Selected extract.
___

States led the way in alligator conservation, beginning with Alabama, which passed legislation in 1941 to protect the creature. Following World War II, concern grew across the Gulf South that large-scale commercial hunting of alligators was taking a serious toll. Because of overhunting, the alligator’s population appears to have reached its low point during the late 1950s and the early- to mid-1960s. In response, a number of states began efforts to study and manage the alligator and control hunting.

In 1958, the Louisiana Department of Wildlife and Fisheries began a long-term and well-organized alligator research program. In 1962, Louisiana banned hunting and trade, and in 1964 the state began a more formal long-term research program. Florida banned hunting and trade in 1962 and began its own alligator research program. In 1969, Texas, with the third largest alligator population, banned hunting and trade. These actions led to a steady population increase.

In addition to research and management, the other main focus of Louisiana’s alligator conservation efforts was to shut down illegal hunting by amending the Lacey Act—a federal law prohibiting interstate commerce of wildlife taken in violation of state law—to include reptiles. Officials in Louisiana determined from years of experience that amending the Lacey Act, which would give federal teeth to state-level protections, was the key to stopping the illegal hunting of alligators. Beginning in 1964, state legislators and members of the U.S. Congress from Louisiana pushed for such an amendment, to no avail.

While Louisiana officials were pushing to amend the Lacey Act, the armchair experts at the Interior Department and environmental pressure groups sat on their hands, even as they issued increasingly dire warnings about the alligator’s possible extinction. Their priority, it seems, was politics, not conservation.

In the mid- to late 1960s Interior Department bureaucrats and their environmentalist allies grew increasingly powerful as public attention to environmental concerns rose. (This period is known as the time of the second environmental movement, following the conservation efforts of the late 1800s and early 1900s.) Environmentalists pushed through a number of major pieces of legislation, including the Wilderness Act in 1964, the Wild and Scenic Rivers Act in 1968, and the National Environmental Policy Act in 1969. Amending the Lacey Act to cover reptiles would have required much less effort and political capital because it was an amendment to an existing, relatively obscure law, yet environmental pressure groups weren’t interested in taking that approach.

The most logical explanation for this inaction is that pressure groups and Interior bureaucrats were biding their time in hopes of using the alligator’s plight to pass more sweeping legislation, such as the two precursors of the ESA: the Endangered Species Preservation Act (ESPA) and the Endangered Species Conservation Act (ESCA). After the ESPA passed in 1966, the Fish and Wildlife Service put the alligator on the newly created endangered species list, based on data that were non-existent or at least a decade out of date. At that point, the alligator became firmly established as a poster species.

___

Dataset entries.
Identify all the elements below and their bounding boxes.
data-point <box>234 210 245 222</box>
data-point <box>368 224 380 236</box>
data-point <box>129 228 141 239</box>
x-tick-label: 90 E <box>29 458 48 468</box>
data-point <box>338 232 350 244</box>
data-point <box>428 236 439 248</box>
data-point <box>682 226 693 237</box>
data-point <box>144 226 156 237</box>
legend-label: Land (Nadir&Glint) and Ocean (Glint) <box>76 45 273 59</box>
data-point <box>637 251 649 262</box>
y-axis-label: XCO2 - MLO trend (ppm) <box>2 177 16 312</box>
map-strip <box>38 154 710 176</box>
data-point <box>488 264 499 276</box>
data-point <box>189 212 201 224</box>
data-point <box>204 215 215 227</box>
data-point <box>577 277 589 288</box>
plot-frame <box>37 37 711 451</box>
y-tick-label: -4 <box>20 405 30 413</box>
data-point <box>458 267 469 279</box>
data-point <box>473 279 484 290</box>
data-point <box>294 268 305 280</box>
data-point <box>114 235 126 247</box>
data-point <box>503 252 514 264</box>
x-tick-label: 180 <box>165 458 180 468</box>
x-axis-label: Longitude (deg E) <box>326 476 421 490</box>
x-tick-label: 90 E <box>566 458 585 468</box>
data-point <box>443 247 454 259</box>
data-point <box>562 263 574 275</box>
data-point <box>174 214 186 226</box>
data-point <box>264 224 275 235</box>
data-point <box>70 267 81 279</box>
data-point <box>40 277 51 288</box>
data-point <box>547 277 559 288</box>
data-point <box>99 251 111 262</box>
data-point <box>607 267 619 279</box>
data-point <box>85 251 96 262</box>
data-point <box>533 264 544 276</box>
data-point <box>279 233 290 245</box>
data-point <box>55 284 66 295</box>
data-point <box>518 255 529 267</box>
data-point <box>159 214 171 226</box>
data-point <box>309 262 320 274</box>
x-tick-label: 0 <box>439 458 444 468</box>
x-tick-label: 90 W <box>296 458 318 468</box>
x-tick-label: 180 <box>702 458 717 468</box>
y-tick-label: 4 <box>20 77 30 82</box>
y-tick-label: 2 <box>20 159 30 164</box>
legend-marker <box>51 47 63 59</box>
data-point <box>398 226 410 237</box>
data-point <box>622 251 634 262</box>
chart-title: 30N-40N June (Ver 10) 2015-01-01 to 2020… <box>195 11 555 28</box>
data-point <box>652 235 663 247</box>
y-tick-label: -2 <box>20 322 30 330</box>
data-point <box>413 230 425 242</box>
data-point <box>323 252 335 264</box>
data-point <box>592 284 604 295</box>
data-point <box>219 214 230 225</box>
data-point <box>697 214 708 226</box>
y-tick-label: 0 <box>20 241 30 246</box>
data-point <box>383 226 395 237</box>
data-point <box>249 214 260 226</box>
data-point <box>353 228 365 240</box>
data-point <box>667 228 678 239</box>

___

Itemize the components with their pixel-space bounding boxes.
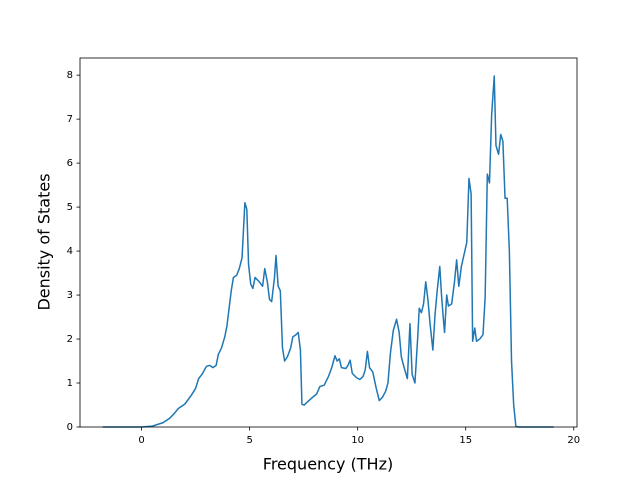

___

Tasks to perform.
1: Can you turn the paragraph of the alligator conservation text that begins "In 1958, the Louisiana Department" into a short list that keeps its main facts?
2: Would you return the stretch of the alligator conservation text from "The most logical" through "a poster species.", copied word for word?
The records were drawn from a separate source.

Solution set.
1:
- 1958: The Louisiana Department of Wildlife and Fisheries starts a long-term, well-organized alligator research program.
- 1962: Louisiana bans hunting and trade. Florida also bans hunting and trade and begins its own research program.
- 1964: Louisiana begins a more formal long-term research program.
- 1969: Texas, which has the third largest alligator population, bans hunting and trade.
- Result: These actions lead to a steady population increase.

2:
The most logical explanation for this inaction is that pressure groups and Interior bureaucrats were biding their time in hopes of using the alligator’s plight to pass more sweeping legislation, such as the two precursors of the ESA: the Endangered Species Preservation Act (ESPA) and the Endangered Species Conservation Act (ESCA). After the ESPA passed in 1966, the Fish and Wildlife Service put the alligator on the newly created endangered species list, based on data that were non-existent or at least a decade out of date. At that point, the alligator became firmly established as a poster species.